● What to do: Output all of the records exactly as written.

(Dataset records)
-=-=-

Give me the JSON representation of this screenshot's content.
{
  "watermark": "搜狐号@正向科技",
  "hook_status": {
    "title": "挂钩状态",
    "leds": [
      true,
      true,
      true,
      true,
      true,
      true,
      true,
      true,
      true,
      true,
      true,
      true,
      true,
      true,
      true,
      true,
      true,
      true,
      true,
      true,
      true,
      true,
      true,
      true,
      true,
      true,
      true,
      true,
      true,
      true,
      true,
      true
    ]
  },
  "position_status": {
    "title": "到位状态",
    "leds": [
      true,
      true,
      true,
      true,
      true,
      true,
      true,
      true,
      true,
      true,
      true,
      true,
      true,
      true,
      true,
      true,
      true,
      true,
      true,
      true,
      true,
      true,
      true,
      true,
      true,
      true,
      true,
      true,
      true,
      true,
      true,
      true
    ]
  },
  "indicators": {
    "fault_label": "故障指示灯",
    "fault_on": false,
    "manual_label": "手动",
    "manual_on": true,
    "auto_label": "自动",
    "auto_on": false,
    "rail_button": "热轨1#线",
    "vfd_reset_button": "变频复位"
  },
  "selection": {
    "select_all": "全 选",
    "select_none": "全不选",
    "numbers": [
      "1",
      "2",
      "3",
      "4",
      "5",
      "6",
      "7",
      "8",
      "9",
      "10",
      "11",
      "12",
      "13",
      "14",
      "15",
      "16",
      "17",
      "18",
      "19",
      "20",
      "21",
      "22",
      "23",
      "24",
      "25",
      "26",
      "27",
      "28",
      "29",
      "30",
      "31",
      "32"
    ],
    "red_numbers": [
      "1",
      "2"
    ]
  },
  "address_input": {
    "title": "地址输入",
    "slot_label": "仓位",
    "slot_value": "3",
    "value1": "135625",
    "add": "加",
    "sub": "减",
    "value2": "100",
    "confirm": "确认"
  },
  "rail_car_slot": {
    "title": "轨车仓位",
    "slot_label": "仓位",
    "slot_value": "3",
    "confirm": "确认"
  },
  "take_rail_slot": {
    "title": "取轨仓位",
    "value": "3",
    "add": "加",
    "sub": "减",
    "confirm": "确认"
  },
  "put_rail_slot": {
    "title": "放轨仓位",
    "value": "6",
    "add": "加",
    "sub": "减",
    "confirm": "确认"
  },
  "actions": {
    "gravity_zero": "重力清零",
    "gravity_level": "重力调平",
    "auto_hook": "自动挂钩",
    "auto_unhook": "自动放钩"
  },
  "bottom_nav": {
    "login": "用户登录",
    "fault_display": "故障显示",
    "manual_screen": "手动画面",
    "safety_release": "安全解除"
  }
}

-=-=-

● Answer to the problem:
Give me the JSON representation of this screenshot's content.
{
  "watermark": "搜狐号@正向科技",
  "hook_status": {
    "title": "挂钩状态",
    "leds": [
      true,
      true,
      true,
      true,
      true,
      true,
      true,
      true,
      true,
      true,
      true,
      true,
      true,
      true,
      true,
      true,
      true,
      true,
      true,
      true,
      true,
      true,
      true,
      true,
      true,
      true,
      true,
      true,
      true,
      true,
      true,
      true
    ]
  },
  "position_status": {
    "title": "到位状态",
    "leds": [
      true,
      true,
      true,
      true,
      true,
      true,
      true,
      true,
      true,
      true,
      true,
      true,
      true,
      true,
      true,
      true,
      true,
      true,
      true,
      true,
      true,
      true,
      true,
      true,
      true,
      true,
      true,
      true,
      true,
      true,
      true,
      true
    ]
  },
  "indicators": {
    "fault_label": "故障指示灯",
    "fault_on": false,
    "manual_label": "手动",
    "manual_on": true,
    "auto_label": "自动",
    "auto_on": false,
    "rail_button": "热轨1#线",
    "vfd_reset_button": "变频复位"
  },
  "selection": {
    "select_all": "全 选",
    "select_none": "全不选",
    "numbers": [
      "1",
      "2",
      "3",
      "4",
      "5",
      "6",
      "7",
      "8",
      "9",
      "10",
      "11",
      "12",
      "13",
      "14",
      "15",
      "16",
      "17",
      "18",
      "19",
      "20",
      "21",
      "22",
      "23",
      "24",
      "25",
      "26",
      "27",
      "28",
      "29",
      "30",
      "31",
      "32"
    ],
    "red_numbers": [
      "1",
      "2"
    ]
  },
  "address_input": {
    "title": "地址输入",
    "slot_label": "仓位",
    "slot_value": "3",
    "value1": "135625",
    "add": "加",
    "sub": "减",
    "value2": "100",
    "confirm": "确认"
  },
  "rail_car_slot": {
    "title": "轨车仓位",
    "slot_label": "仓位",
    "slot_value": "3",
    "confirm": "确认"
  },
  "take_rail_slot": {
    "title": "取轨仓位",
    "value": "3",
    "add": "加",
    "sub": "减",
    "confirm": "确认"
  },
  "put_rail_slot": {
    "title": "放轨仓位",
    "value": "6",
    "add": "加",
    "sub": "减",
    "confirm": "确认"
  },
  "actions": {
    "gravity_zero": "重力清零",
    "gravity_level": "重力调平",
    "auto_hook": "自动挂钩",
    "auto_unhook": "自动放钩"
  },
  "bottom_nav": {
    "login": "用户登录",
    "fault_display": "故障显示",
    "manual_screen": "手动画面",
    "safety_release": "安全解除"
  }
}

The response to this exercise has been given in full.